Materials provided:
_ _ _

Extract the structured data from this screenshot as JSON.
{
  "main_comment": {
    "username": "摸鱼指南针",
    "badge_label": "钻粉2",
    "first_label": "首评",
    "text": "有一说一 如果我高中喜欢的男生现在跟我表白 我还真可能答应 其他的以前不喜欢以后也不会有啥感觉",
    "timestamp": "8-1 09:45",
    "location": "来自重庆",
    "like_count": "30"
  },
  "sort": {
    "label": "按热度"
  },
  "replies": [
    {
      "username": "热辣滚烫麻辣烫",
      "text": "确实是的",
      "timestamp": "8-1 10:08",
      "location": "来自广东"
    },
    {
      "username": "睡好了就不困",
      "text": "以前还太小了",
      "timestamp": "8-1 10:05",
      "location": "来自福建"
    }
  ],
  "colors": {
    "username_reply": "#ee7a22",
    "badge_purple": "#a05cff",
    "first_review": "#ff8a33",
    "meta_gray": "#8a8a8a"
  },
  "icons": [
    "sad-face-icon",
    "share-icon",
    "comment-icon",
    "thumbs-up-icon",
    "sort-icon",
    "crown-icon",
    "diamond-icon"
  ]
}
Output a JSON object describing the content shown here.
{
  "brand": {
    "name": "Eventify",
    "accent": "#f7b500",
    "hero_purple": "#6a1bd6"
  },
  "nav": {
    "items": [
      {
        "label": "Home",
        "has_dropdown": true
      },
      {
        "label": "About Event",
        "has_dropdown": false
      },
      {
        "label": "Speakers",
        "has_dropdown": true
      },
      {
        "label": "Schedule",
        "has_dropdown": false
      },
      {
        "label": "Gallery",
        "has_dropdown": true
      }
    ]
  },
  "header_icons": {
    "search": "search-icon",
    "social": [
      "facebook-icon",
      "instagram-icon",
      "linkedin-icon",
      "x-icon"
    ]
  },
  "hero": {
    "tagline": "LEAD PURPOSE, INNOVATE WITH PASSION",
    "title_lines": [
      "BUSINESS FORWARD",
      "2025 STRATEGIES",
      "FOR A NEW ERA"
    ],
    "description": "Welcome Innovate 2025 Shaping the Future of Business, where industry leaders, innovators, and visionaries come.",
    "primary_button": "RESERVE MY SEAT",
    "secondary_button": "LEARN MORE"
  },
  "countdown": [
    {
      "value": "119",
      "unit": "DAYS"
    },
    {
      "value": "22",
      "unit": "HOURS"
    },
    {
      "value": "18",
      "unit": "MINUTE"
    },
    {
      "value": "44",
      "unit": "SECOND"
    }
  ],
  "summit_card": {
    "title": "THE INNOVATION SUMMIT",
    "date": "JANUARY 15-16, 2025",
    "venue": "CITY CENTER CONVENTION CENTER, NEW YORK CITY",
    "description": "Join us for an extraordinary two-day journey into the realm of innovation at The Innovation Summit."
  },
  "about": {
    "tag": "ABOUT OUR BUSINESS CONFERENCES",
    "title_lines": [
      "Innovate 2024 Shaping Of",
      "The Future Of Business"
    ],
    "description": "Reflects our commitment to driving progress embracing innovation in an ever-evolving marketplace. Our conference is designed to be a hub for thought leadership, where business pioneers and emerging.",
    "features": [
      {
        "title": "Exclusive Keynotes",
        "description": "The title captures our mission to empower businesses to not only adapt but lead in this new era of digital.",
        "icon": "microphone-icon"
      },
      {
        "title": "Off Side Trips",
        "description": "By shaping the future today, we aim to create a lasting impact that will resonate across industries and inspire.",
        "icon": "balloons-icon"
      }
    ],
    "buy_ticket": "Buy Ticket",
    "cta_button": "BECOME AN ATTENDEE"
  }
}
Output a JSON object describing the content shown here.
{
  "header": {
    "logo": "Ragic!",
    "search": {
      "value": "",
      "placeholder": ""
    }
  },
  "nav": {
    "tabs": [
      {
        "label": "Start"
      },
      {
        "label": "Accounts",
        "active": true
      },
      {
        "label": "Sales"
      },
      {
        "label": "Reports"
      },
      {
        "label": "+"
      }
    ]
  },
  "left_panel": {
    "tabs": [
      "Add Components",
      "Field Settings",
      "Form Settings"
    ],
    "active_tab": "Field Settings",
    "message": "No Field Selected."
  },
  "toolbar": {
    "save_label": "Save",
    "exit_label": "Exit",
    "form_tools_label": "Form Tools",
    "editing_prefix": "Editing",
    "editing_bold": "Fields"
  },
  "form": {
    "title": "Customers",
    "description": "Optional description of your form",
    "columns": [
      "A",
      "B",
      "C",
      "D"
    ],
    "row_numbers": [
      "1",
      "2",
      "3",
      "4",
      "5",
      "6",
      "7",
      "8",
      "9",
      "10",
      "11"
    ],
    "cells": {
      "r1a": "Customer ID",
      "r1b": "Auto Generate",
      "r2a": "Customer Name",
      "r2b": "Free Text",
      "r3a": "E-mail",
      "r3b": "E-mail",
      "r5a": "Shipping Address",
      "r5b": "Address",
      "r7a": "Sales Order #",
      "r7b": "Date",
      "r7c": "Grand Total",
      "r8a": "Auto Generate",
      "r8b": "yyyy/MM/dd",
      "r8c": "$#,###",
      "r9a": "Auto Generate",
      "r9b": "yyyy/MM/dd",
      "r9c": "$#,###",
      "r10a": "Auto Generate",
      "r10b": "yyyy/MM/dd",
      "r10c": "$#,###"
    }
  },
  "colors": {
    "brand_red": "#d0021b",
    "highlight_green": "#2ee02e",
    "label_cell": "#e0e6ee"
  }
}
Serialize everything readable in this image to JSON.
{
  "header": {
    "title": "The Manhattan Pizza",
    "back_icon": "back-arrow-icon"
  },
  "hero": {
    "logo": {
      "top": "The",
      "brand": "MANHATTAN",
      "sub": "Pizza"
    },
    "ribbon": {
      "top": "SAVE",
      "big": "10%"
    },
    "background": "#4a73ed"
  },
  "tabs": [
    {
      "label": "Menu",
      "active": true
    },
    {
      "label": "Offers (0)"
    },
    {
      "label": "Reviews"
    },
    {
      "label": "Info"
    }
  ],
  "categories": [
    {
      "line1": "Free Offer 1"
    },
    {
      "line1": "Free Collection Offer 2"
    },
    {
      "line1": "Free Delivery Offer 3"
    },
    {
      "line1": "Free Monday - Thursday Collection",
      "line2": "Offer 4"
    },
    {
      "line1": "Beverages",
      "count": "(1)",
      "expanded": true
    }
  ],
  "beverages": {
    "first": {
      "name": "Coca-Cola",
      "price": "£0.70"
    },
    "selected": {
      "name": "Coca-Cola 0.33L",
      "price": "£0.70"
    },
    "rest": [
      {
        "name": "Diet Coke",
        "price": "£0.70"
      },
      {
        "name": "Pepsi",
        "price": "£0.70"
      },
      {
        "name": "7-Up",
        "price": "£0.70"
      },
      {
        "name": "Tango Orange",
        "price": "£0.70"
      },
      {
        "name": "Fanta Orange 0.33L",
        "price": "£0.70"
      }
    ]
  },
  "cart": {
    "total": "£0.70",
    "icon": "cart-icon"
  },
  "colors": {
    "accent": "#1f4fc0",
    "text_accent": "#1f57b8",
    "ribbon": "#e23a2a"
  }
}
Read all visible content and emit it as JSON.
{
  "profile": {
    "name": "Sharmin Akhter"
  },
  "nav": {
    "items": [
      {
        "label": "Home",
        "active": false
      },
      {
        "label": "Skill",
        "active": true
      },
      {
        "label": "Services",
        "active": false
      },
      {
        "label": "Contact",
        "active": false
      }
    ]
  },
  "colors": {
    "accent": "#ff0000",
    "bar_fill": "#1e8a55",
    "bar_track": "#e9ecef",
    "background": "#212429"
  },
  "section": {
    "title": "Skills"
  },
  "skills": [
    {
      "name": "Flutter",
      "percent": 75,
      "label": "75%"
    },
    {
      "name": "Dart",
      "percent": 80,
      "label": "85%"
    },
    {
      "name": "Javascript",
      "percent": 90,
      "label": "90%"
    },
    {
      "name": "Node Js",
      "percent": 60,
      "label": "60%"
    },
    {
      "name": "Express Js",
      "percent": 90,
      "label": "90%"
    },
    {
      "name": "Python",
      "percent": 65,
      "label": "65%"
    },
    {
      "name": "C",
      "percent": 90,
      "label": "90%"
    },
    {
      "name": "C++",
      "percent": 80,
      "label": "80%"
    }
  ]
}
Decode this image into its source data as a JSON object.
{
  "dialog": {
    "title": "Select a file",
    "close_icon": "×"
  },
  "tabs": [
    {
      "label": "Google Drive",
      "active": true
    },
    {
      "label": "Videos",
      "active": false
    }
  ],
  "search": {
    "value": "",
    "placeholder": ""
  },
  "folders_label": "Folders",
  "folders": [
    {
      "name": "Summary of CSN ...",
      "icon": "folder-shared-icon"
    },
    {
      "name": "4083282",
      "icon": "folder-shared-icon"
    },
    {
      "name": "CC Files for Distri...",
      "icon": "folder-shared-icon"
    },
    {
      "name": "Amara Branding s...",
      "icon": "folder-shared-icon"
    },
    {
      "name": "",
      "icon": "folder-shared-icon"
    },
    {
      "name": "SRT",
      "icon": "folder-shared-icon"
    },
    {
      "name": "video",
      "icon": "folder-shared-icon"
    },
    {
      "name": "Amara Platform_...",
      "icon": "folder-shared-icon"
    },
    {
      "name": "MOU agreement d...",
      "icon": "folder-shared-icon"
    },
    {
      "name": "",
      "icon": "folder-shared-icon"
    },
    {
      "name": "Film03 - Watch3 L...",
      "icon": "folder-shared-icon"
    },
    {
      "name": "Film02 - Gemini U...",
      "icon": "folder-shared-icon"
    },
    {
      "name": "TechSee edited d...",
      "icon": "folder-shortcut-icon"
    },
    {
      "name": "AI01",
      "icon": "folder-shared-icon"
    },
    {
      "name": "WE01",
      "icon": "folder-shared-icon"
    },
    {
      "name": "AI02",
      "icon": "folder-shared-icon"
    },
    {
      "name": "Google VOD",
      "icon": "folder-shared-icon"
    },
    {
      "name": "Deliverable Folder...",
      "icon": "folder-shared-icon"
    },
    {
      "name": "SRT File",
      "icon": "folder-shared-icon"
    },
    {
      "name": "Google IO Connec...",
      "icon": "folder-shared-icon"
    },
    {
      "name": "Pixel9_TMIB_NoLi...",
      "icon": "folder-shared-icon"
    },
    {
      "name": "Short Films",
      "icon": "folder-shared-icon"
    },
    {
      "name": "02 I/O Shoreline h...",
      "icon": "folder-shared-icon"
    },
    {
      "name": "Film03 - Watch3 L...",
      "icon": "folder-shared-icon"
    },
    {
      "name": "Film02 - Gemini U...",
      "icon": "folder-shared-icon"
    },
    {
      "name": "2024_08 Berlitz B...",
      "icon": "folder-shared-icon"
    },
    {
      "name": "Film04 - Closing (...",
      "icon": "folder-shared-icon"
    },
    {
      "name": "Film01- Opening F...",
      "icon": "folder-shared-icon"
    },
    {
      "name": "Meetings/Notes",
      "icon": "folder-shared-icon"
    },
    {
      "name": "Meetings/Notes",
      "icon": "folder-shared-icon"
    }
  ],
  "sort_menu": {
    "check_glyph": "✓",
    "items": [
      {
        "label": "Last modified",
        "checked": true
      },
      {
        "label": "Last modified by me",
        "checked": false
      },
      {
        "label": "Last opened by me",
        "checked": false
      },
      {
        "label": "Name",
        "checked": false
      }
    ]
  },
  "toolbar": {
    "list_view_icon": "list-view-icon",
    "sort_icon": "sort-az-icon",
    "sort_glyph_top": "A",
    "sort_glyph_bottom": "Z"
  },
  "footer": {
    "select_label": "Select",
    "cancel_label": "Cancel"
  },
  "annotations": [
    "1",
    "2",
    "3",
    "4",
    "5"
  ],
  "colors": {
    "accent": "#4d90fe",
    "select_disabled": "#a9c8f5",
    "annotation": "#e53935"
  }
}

_ _ _

Given problem: Copy all lines from the material that contain "JSON".

Solution for this problem:
Extract the structured data from this screenshot as JSON.
Output a JSON object describing the content shown here.
Output a JSON object describing the content shown here.
Serialize everything readable in this image to JSON.
Read all visible content and emit it as JSON.
Decode this image into its source data as a JSON object.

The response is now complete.